**Requirement**
In the material below, find how many lines contain the string "ΤΟΜΕΑ". Write only that number.

══ Provided material

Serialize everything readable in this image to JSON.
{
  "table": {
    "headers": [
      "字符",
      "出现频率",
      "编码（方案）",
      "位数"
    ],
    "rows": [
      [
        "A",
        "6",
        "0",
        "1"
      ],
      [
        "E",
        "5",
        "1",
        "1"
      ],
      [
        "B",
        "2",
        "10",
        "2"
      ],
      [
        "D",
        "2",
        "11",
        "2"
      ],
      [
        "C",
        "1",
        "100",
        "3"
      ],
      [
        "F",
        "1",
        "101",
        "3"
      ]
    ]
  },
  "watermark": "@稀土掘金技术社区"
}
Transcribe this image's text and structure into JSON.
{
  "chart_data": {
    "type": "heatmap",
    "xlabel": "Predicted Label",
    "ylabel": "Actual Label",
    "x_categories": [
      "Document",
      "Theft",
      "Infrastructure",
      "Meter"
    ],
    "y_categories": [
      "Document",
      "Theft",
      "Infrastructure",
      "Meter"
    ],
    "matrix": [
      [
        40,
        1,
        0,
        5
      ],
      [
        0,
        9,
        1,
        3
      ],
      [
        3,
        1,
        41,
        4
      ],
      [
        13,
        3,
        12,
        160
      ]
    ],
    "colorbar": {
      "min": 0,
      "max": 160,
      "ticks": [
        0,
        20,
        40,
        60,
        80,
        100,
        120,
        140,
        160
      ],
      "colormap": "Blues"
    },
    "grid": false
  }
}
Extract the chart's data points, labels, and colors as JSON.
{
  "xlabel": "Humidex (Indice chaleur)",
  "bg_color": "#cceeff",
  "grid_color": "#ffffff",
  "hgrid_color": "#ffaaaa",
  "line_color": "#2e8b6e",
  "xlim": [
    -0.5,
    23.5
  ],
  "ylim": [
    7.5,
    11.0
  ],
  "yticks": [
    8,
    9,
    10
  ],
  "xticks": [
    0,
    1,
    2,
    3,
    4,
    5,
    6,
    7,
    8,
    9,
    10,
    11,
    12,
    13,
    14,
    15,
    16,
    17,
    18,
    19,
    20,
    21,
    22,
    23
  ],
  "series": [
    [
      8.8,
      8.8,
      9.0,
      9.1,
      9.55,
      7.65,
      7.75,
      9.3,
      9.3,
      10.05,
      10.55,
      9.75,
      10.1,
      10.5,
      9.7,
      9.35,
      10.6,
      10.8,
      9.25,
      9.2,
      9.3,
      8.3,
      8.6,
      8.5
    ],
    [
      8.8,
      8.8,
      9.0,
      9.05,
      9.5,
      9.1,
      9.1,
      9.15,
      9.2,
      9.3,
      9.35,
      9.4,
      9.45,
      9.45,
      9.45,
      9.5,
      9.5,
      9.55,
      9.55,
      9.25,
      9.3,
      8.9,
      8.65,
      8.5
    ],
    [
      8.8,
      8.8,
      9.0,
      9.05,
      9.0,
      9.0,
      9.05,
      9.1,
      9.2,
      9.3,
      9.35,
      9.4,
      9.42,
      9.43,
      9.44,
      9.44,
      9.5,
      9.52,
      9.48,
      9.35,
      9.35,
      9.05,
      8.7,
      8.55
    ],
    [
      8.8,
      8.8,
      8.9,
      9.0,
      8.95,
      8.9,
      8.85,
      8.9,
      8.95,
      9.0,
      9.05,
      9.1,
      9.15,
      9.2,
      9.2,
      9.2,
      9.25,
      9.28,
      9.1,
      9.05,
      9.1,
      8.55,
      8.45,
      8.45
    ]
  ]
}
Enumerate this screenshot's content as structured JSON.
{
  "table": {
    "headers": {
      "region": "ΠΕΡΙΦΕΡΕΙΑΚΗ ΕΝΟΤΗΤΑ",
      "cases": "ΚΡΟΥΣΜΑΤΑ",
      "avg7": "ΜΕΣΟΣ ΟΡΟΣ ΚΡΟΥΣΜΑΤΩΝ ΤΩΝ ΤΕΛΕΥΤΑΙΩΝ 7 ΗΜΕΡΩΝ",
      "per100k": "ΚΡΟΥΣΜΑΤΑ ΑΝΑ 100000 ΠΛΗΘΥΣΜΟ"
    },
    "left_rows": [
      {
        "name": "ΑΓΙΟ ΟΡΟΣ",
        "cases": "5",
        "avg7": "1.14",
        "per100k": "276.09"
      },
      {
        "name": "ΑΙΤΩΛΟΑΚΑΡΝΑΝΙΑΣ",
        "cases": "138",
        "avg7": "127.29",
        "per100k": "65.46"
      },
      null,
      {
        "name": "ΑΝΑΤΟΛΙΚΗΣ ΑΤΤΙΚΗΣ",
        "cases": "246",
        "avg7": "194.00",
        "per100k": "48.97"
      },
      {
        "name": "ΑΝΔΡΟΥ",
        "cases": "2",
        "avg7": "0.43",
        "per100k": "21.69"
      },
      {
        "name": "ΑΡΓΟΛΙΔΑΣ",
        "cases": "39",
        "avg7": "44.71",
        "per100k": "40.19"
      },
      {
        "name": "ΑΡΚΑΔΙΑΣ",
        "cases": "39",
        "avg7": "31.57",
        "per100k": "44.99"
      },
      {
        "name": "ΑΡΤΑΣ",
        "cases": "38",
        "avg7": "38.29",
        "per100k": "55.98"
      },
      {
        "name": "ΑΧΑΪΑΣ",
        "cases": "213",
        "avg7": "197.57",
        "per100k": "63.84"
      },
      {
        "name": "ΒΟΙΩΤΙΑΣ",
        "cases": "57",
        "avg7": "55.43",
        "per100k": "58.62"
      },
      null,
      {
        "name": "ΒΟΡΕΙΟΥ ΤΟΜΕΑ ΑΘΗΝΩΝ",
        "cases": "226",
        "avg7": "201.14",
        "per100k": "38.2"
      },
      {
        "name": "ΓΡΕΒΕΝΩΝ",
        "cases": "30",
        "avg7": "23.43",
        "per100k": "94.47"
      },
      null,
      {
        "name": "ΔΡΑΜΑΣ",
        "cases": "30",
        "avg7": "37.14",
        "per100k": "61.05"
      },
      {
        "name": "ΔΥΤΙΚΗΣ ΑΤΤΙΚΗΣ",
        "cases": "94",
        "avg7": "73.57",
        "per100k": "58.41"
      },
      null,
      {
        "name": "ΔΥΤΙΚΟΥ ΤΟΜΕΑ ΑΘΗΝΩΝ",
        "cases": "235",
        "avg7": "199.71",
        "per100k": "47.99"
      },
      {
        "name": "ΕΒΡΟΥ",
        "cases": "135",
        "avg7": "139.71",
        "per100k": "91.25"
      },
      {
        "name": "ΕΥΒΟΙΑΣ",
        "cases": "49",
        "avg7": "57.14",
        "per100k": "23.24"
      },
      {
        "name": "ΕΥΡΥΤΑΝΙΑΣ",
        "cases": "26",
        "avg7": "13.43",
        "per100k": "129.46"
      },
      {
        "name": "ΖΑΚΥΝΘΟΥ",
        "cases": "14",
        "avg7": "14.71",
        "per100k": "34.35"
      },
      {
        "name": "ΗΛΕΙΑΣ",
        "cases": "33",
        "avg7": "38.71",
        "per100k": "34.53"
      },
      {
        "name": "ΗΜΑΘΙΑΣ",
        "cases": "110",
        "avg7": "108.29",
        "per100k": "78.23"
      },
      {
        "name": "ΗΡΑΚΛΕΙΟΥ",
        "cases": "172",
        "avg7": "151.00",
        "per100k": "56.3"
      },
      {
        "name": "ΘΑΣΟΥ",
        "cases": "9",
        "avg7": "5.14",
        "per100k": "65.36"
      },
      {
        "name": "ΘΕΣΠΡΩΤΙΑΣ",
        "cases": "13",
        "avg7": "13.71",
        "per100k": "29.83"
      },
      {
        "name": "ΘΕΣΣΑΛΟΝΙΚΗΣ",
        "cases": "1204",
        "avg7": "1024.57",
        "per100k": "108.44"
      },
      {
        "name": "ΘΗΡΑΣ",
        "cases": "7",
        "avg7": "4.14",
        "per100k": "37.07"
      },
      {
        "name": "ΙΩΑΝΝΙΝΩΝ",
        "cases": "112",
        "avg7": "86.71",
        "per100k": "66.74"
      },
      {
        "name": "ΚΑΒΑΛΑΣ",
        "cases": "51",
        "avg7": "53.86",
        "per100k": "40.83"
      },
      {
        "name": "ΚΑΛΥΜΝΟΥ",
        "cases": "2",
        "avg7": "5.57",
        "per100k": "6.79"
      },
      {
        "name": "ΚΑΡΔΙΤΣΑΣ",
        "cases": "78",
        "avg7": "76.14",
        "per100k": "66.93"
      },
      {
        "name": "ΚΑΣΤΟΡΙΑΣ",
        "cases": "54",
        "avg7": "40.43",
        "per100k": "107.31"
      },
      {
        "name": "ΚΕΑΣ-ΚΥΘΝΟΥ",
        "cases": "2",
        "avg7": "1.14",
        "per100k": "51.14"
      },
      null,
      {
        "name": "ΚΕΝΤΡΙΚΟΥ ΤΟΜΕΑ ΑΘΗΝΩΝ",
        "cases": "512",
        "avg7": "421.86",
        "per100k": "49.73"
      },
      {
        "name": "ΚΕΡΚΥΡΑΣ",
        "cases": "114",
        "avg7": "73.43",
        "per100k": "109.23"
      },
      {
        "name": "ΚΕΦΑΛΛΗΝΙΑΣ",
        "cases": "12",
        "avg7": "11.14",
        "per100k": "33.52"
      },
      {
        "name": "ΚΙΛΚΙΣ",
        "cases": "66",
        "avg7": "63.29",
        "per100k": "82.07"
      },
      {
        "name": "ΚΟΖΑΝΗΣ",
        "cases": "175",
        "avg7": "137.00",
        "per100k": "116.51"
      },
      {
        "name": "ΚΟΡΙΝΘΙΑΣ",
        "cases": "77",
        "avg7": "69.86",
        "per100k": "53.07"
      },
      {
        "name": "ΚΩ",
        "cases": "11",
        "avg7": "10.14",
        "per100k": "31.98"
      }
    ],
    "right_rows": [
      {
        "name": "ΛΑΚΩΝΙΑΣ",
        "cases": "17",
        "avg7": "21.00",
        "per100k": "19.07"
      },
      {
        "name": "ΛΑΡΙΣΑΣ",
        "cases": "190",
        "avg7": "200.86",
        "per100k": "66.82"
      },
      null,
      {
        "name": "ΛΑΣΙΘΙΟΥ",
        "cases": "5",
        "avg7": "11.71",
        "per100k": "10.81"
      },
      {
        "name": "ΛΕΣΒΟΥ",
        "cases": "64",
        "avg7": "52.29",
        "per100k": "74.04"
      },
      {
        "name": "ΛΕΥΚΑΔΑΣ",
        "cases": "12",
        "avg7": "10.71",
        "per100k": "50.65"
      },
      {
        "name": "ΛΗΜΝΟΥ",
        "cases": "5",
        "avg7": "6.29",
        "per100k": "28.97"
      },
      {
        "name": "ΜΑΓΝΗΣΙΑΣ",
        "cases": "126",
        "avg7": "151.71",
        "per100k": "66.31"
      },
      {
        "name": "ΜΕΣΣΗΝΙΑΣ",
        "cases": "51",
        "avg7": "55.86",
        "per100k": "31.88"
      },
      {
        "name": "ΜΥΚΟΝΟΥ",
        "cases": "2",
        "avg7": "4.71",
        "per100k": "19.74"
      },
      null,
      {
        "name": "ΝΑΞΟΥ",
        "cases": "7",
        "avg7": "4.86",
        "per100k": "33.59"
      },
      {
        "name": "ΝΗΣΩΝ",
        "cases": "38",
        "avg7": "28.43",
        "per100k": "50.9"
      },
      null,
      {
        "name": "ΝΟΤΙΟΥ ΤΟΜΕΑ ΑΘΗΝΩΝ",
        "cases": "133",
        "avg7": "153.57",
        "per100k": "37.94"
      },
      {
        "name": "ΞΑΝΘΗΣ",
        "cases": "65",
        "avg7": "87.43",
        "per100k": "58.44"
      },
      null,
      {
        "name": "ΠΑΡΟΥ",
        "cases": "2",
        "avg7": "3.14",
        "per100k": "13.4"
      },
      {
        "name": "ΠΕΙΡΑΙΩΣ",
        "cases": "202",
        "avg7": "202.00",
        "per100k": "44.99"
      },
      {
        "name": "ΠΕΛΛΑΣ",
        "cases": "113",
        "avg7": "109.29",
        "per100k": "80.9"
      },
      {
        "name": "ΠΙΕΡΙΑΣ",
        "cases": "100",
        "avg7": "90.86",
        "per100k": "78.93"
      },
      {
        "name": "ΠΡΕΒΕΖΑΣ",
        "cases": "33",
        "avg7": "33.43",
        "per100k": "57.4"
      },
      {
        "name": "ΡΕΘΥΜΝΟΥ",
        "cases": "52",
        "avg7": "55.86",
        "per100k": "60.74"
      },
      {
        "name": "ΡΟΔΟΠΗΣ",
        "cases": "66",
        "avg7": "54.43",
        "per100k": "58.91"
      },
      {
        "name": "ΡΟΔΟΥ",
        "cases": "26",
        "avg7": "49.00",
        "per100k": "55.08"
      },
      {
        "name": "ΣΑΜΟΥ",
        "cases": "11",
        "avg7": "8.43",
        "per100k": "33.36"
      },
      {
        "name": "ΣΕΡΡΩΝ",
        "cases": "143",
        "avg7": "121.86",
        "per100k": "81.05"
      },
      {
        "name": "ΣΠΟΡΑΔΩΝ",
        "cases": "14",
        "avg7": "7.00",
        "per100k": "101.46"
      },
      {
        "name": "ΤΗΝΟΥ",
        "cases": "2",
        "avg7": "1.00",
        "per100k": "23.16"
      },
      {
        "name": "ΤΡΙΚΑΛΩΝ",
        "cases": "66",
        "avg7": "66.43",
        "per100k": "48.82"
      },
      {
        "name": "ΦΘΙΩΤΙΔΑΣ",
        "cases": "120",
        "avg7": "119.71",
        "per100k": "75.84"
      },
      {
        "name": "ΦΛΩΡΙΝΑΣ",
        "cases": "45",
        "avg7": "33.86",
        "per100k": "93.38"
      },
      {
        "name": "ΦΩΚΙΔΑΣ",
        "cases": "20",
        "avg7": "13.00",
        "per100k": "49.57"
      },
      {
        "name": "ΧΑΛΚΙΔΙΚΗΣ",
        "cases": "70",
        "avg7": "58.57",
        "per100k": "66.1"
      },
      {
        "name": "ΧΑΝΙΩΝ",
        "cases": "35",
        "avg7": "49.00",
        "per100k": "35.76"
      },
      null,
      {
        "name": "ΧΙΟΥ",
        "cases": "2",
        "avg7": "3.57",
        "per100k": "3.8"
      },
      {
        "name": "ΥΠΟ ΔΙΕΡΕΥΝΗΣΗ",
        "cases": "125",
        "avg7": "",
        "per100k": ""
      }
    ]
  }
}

════

**Final result**
4